* start Data listing *

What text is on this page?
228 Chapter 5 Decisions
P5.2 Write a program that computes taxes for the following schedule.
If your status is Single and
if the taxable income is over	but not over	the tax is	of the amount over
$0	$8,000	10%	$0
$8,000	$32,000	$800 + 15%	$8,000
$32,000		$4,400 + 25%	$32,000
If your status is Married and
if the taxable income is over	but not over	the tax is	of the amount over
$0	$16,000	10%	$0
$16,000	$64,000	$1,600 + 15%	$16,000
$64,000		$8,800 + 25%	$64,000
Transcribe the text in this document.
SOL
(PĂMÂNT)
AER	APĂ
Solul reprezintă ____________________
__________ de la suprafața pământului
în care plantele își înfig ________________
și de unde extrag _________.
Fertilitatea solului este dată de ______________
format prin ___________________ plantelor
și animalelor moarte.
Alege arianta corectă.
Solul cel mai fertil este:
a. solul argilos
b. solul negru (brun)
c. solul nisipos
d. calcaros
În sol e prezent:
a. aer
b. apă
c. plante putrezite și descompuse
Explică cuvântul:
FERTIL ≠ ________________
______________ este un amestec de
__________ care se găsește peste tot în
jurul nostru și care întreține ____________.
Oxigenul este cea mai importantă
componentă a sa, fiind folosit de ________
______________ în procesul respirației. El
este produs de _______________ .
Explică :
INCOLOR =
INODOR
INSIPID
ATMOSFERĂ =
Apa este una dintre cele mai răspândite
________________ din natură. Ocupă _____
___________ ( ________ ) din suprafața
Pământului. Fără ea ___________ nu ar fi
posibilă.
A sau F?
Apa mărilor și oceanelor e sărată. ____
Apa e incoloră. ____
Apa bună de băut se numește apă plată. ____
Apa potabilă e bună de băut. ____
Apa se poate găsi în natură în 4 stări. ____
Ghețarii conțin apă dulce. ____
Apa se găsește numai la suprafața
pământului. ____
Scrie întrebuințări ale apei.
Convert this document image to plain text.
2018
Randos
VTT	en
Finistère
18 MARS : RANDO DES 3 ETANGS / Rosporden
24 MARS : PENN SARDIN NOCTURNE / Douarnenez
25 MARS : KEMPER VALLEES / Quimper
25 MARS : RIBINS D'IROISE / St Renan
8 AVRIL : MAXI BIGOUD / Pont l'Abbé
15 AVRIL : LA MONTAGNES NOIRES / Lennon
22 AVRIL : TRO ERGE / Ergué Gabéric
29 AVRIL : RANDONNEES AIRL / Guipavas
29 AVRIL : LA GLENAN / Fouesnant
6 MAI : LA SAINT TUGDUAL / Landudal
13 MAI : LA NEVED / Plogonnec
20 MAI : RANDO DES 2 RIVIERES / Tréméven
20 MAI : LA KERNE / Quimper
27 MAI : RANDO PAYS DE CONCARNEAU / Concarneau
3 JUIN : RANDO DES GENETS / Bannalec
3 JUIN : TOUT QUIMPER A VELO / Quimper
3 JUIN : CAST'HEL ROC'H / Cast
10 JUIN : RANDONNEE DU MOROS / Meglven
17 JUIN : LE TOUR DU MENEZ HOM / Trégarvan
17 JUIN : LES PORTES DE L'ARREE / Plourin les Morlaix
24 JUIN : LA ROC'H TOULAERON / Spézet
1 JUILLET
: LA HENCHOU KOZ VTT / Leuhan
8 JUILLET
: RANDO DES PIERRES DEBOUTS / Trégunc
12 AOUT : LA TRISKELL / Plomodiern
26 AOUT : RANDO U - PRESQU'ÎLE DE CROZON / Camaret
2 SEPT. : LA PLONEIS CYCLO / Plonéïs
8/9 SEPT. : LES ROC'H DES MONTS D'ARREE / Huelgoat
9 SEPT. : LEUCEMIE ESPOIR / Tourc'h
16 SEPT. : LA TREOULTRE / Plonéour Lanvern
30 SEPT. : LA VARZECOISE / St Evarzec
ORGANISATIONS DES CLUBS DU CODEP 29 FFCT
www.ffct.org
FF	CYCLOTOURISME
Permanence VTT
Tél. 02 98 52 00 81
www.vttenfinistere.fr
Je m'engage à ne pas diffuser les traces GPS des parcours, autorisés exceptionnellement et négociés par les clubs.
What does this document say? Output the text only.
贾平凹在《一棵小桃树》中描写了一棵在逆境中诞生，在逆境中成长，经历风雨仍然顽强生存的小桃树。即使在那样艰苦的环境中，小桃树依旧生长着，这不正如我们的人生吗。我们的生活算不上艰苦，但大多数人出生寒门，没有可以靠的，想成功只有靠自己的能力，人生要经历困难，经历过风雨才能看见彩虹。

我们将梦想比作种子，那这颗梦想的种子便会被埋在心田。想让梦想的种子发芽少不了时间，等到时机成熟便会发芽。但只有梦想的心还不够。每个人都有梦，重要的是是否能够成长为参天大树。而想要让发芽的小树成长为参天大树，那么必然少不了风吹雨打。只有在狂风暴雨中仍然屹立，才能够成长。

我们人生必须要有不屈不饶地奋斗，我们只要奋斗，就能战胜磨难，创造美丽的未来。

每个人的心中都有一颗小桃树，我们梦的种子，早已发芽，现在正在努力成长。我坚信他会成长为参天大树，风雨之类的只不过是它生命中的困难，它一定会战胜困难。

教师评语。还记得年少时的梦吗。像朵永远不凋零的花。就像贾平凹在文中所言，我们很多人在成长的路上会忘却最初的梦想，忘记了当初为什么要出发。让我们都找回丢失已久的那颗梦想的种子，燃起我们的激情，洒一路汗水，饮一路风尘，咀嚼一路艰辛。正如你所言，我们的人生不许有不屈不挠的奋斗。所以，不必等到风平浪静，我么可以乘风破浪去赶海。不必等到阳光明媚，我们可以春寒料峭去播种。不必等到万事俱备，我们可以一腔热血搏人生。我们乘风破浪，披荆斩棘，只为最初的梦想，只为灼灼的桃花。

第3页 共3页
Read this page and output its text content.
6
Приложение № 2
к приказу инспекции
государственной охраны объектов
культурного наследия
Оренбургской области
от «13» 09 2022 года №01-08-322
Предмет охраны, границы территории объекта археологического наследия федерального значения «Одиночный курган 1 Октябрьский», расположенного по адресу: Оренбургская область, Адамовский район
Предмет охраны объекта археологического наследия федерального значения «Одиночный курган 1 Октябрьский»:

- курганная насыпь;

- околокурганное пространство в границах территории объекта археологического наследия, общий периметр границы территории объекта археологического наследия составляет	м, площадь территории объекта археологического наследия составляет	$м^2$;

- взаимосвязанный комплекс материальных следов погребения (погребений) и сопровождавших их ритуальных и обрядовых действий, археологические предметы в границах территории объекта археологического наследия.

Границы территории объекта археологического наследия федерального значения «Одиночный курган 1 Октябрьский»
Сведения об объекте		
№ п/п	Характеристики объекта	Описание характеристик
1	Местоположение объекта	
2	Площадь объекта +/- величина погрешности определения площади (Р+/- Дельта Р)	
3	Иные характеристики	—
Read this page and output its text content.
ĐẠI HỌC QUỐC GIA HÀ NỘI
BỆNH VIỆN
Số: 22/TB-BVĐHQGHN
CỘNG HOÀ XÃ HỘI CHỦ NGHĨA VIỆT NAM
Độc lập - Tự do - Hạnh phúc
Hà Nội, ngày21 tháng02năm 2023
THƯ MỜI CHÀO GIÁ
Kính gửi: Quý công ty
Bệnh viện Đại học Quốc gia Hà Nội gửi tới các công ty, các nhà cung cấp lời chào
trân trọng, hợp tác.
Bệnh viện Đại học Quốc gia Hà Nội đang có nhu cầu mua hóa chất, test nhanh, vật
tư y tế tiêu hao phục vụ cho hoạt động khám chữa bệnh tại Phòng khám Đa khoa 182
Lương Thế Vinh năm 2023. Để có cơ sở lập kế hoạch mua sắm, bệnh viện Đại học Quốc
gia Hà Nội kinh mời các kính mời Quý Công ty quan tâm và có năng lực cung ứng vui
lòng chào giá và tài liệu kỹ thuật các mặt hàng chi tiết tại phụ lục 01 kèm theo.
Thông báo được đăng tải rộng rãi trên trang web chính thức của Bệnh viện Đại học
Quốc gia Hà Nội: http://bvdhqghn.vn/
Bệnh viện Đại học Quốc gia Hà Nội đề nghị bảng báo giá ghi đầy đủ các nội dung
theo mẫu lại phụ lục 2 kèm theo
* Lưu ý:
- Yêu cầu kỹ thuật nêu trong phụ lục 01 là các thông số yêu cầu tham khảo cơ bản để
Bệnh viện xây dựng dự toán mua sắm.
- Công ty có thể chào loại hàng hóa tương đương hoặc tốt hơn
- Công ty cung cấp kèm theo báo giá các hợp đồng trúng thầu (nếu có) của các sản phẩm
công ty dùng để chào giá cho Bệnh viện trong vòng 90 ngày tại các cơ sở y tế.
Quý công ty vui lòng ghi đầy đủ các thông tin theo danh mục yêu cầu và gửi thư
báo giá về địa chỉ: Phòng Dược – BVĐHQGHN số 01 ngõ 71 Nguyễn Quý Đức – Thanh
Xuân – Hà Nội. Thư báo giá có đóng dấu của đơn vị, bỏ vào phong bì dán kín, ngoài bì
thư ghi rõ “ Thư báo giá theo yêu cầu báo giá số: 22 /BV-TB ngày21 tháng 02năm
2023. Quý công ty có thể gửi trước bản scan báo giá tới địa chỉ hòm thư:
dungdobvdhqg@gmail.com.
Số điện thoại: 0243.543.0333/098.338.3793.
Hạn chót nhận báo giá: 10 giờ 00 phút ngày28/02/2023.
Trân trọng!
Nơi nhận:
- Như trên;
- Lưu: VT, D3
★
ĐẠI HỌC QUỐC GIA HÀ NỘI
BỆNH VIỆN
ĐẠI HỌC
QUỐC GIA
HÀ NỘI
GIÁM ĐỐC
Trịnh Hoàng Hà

* end Data listing *

What to produce
Filter the entries down to the lines with the word "Quimper" in them.

Exercise result
25 MARS : KEMPER VALLEES / Quimper
20 MAI : LA KERNE / Quimper
3 JUIN : TOUT QUIMPER A VELO / Quimper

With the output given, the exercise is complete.